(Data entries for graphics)
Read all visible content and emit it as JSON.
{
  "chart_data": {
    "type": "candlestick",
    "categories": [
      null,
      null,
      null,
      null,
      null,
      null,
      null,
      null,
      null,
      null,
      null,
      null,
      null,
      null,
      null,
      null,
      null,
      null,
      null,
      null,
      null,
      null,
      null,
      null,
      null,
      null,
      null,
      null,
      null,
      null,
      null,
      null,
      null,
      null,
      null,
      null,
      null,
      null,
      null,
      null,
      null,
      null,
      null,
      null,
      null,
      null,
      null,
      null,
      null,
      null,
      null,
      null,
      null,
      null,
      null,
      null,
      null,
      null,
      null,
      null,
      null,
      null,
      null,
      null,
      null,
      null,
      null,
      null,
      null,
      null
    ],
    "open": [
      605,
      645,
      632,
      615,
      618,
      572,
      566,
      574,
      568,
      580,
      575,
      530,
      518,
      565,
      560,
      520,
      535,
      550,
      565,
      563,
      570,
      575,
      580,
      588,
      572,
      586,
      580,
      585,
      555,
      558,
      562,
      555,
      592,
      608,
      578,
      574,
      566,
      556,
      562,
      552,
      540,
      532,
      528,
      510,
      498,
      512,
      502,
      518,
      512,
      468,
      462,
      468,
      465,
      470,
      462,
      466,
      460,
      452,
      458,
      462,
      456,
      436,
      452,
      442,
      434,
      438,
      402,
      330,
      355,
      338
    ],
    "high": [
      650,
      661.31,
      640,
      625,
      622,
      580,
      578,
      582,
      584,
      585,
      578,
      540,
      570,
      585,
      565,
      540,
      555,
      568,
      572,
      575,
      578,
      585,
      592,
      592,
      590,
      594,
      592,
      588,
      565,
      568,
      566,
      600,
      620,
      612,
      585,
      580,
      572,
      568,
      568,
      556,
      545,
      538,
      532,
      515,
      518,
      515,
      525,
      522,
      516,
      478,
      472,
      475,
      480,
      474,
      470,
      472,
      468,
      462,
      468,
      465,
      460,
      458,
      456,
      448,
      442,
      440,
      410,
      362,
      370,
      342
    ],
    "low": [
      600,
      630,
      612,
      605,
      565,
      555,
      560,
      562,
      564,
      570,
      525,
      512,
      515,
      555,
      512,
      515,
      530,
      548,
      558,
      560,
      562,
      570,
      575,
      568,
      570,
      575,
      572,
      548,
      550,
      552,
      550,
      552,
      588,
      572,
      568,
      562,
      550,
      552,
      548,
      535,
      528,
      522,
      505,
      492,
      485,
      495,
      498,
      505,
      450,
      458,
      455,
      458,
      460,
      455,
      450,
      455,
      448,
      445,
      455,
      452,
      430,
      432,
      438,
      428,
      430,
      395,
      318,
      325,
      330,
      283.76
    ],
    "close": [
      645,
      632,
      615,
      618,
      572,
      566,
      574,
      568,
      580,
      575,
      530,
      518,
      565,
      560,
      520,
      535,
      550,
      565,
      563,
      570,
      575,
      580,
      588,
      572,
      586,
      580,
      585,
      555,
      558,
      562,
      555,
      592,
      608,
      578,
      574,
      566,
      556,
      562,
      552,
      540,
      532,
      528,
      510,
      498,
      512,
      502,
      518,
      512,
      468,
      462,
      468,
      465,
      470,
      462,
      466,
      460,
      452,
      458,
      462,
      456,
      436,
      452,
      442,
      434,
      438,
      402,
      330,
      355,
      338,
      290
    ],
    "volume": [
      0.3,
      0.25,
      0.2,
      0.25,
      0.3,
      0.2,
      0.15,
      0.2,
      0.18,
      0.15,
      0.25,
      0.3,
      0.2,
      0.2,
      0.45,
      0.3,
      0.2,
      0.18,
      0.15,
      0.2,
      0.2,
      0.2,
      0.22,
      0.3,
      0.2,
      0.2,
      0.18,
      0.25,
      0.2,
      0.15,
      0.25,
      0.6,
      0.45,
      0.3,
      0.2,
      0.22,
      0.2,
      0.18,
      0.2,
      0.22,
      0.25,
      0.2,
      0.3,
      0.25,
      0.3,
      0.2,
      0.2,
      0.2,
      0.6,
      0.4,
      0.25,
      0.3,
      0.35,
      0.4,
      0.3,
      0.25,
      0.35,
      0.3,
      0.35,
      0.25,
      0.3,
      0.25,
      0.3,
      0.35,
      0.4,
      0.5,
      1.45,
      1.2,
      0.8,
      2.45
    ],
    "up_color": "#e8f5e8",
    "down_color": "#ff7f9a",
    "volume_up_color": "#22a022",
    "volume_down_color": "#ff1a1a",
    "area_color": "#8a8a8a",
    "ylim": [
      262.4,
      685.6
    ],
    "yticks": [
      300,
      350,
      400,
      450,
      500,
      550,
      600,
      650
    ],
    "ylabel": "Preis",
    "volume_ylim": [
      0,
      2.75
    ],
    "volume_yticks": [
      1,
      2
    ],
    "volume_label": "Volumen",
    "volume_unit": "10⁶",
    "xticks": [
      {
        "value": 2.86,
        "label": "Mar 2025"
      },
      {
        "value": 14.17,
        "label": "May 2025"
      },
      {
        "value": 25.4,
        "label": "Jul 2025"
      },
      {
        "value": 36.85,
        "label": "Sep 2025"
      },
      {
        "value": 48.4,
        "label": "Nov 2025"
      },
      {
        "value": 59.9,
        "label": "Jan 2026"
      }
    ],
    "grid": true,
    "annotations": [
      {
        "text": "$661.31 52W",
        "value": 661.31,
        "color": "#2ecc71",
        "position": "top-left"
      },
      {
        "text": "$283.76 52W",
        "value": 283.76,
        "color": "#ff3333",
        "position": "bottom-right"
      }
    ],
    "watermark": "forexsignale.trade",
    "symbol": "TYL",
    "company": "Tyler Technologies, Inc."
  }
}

*Stated exercise*
Copy out the full set of records precisely, leaving nothing out.

*Solution for this problem*
Read all visible content and emit it as JSON.
{
  "chart_data": {
    "type": "candlestick",
    "categories": [
      null,
      null,
      null,
      null,
      null,
      null,
      null,
      null,
      null,
      null,
      null,
      null,
      null,
      null,
      null,
      null,
      null,
      null,
      null,
      null,
      null,
      null,
      null,
      null,
      null,
      null,
      null,
      null,
      null,
      null,
      null,
      null,
      null,
      null,
      null,
      null,
      null,
      null,
      null,
      null,
      null,
      null,
      null,
      null,
      null,
      null,
      null,
      null,
      null,
      null,
      null,
      null,
      null,
      null,
      null,
      null,
      null,
      null,
      null,
      null,
      null,
      null,
      null,
      null,
      null,
      null,
      null,
      null,
      null,
      null
    ],
    "open": [
      605,
      645,
      632,
      615,
      618,
      572,
      566,
      574,
      568,
      580,
      575,
      530,
      518,
      565,
      560,
      520,
      535,
      550,
      565,
      563,
      570,
      575,
      580,
      588,
      572,
      586,
      580,
      585,
      555,
      558,
      562,
      555,
      592,
      608,
      578,
      574,
      566,
      556,
      562,
      552,
      540,
      532,
      528,
      510,
      498,
      512,
      502,
      518,
      512,
      468,
      462,
      468,
      465,
      470,
      462,
      466,
      460,
      452,
      458,
      462,
      456,
      436,
      452,
      442,
      434,
      438,
      402,
      330,
      355,
      338
    ],
    "high": [
      650,
      661.31,
      640,
      625,
      622,
      580,
      578,
      582,
      584,
      585,
      578,
      540,
      570,
      585,
      565,
      540,
      555,
      568,
      572,
      575,
      578,
      585,
      592,
      592,
      590,
      594,
      592,
      588,
      565,
      568,
      566,
      600,
      620,
      612,
      585,
      580,
      572,
      568,
      568,
      556,
      545,
      538,
      532,
      515,
      518,
      515,
      525,
      522,
      516,
      478,
      472,
      475,
      480,
      474,
      470,
      472,
      468,
      462,
      468,
      465,
      460,
      458,
      456,
      448,
      442,
      440,
      410,
      362,
      370,
      342
    ],
    "low": [
      600,
      630,
      612,
      605,
      565,
      555,
      560,
      562,
      564,
      570,
      525,
      512,
      515,
      555,
      512,
      515,
      530,
      548,
      558,
      560,
      562,
      570,
      575,
      568,
      570,
      575,
      572,
      548,
      550,
      552,
      550,
      552,
      588,
      572,
      568,
      562,
      550,
      552,
      548,
      535,
      528,
      522,
      505,
      492,
      485,
      495,
      498,
      505,
      450,
      458,
      455,
      458,
      460,
      455,
      450,
      455,
      448,
      445,
      455,
      452,
      430,
      432,
      438,
      428,
      430,
      395,
      318,
      325,
      330,
      283.76
    ],
    "close": [
      645,
      632,
      615,
      618,
      572,
      566,
      574,
      568,
      580,
      575,
      530,
      518,
      565,
      560,
      520,
      535,
      550,
      565,
      563,
      570,
      575,
      580,
      588,
      572,
      586,
      580,
      585,
      555,
      558,
      562,
      555,
      592,
      608,
      578,
      574,
      566,
      556,
      562,
      552,
      540,
      532,
      528,
      510,
      498,
      512,
      502,
      518,
      512,
      468,
      462,
      468,
      465,
      470,
      462,
      466,
      460,
      452,
      458,
      462,
      456,
      436,
      452,
      442,
      434,
      438,
      402,
      330,
      355,
      338,
      290
    ],
    "volume": [
      0.3,
      0.25,
      0.2,
      0.25,
      0.3,
      0.2,
      0.15,
      0.2,
      0.18,
      0.15,
      0.25,
      0.3,
      0.2,
      0.2,
      0.45,
      0.3,
      0.2,
      0.18,
      0.15,
      0.2,
      0.2,
      0.2,
      0.22,
      0.3,
      0.2,
      0.2,
      0.18,
      0.25,
      0.2,
      0.15,
      0.25,
      0.6,
      0.45,
      0.3,
      0.2,
      0.22,
      0.2,
      0.18,
      0.2,
      0.22,
      0.25,
      0.2,
      0.3,
      0.25,
      0.3,
      0.2,
      0.2,
      0.2,
      0.6,
      0.4,
      0.25,
      0.3,
      0.35,
      0.4,
      0.3,
      0.25,
      0.35,
      0.3,
      0.35,
      0.25,
      0.3,
      0.25,
      0.3,
      0.35,
      0.4,
      0.5,
      1.45,
      1.2,
      0.8,
      2.45
    ],
    "up_color": "#e8f5e8",
    "down_color": "#ff7f9a",
    "volume_up_color": "#22a022",
    "volume_down_color": "#ff1a1a",
    "area_color": "#8a8a8a",
    "ylim": [
      262.4,
      685.6
    ],
    "yticks": [
      300,
      350,
      400,
      450,
      500,
      550,
      600,
      650
    ],
    "ylabel": "Preis",
    "volume_ylim": [
      0,
      2.75
    ],
    "volume_yticks": [
      1,
      2
    ],
    "volume_label": "Volumen",
    "volume_unit": "10⁶",
    "xticks": [
      {
        "value": 2.86,
        "label": "Mar 2025"
      },
      {
        "value": 14.17,
        "label": "May 2025"
      },
      {
        "value": 25.4,
        "label": "Jul 2025"
      },
      {
        "value": 36.85,
        "label": "Sep 2025"
      },
      {
        "value": 48.4,
        "label": "Nov 2025"
      },
      {
        "value": 59.9,
        "label": "Jan 2026"
      }
    ],
    "grid": true,
    "annotations": [
      {
        "text": "$661.31 52W",
        "value": 661.31,
        "color": "#2ecc71",
        "position": "top-left"
      },
      {
        "text": "$283.76 52W",
        "value": 283.76,
        "color": "#ff3333",
        "position": "bottom-right"
      }
    ],
    "watermark": "forexsignale.trade",
    "symbol": "TYL",
    "company": "Tyler Technologies, Inc."
  }
}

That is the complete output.